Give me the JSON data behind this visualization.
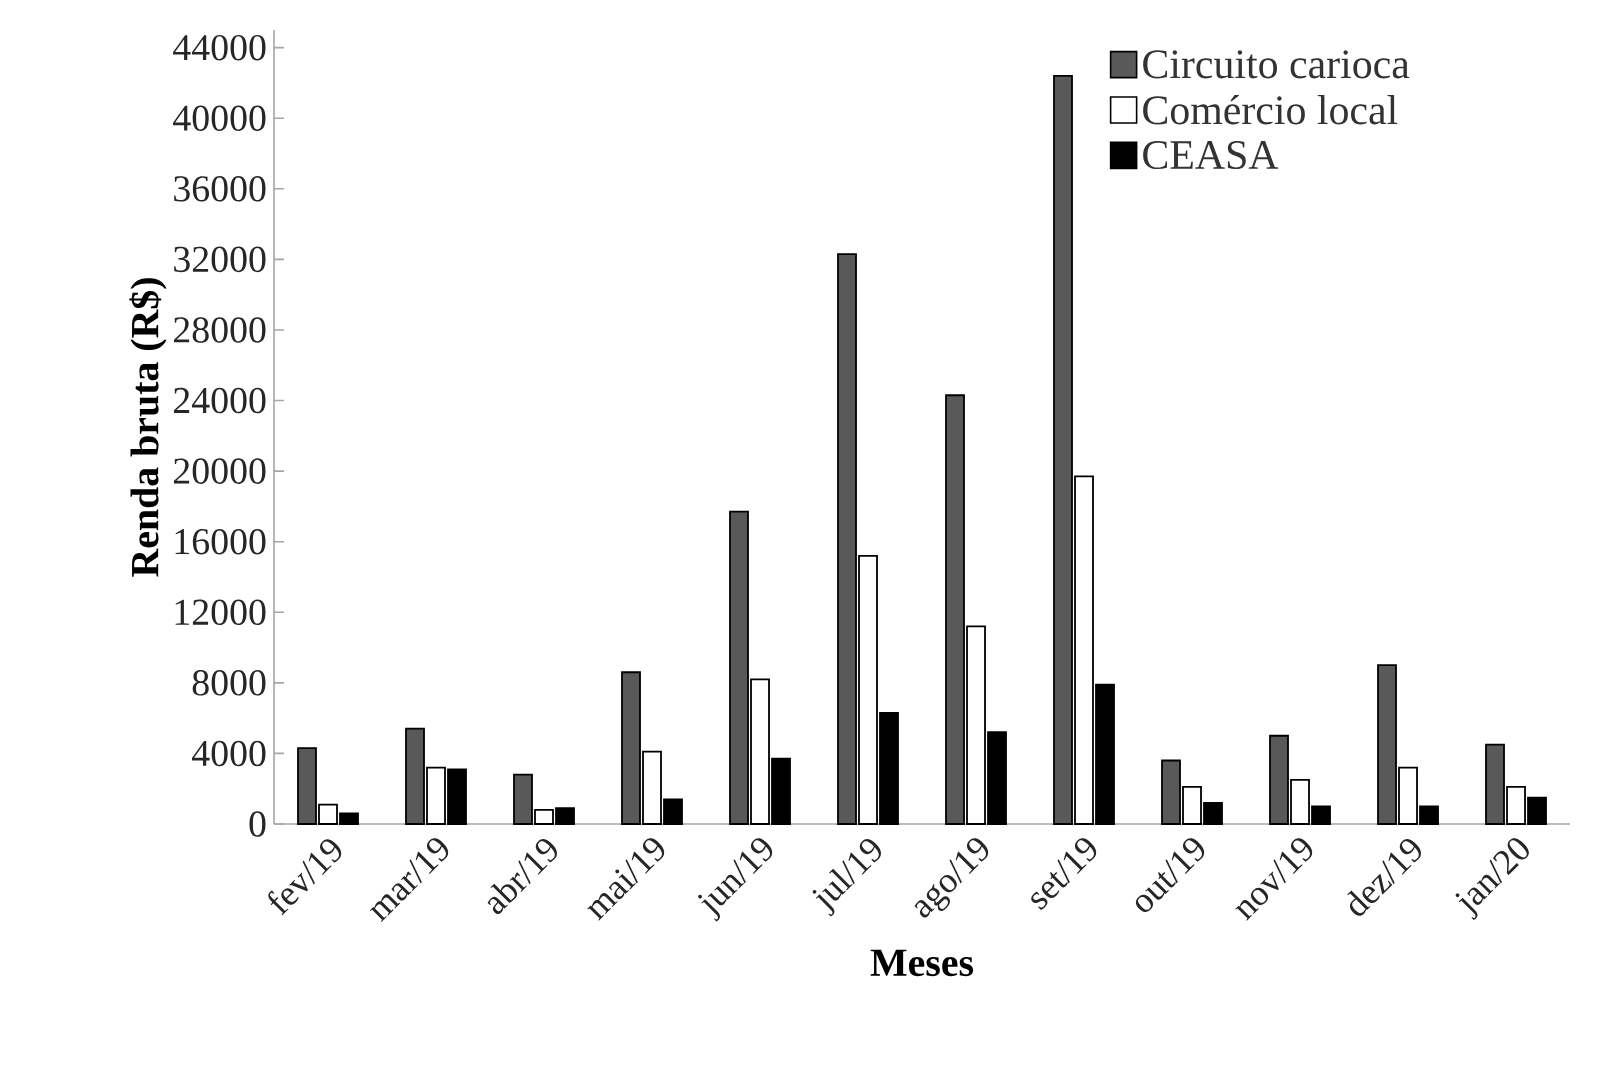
{
  "chart_data": {
    "type": "bar",
    "xlabel": "Meses",
    "ylabel": "Renda bruta (R$)",
    "categories": [
      "fev/19",
      "mar/19",
      "abr/19",
      "mai/19",
      "jun/19",
      "jul/19",
      "ago/19",
      "set/19",
      "out/19",
      "nov/19",
      "dez/19",
      "jan/20"
    ],
    "series": [
      {
        "name": "Circuito carioca",
        "color": "#595959",
        "values": [
          4300,
          5400,
          2800,
          8600,
          17700,
          32300,
          24300,
          42400,
          3600,
          5000,
          9000,
          4500
        ]
      },
      {
        "name": "Comércio local",
        "color": "#ffffff",
        "values": [
          1100,
          3200,
          800,
          4100,
          8200,
          15200,
          11200,
          19700,
          2100,
          2500,
          3200,
          2100
        ]
      },
      {
        "name": "CEASA",
        "color": "#000000",
        "values": [
          600,
          3100,
          900,
          1400,
          3700,
          6300,
          5200,
          7900,
          1200,
          1000,
          1000,
          1500
        ]
      }
    ],
    "ylim": [
      0,
      45000
    ],
    "yticks": [
      0,
      4000,
      8000,
      12000,
      16000,
      20000,
      24000,
      28000,
      32000,
      36000,
      40000,
      44000
    ],
    "legend": "top right"
  }
}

※

Each line that has the word "name" should be copied.

§ **THE OUTPUT**
        "name": "Circuito carioca",
        "name": "Comércio local",
        "name": "CEASA",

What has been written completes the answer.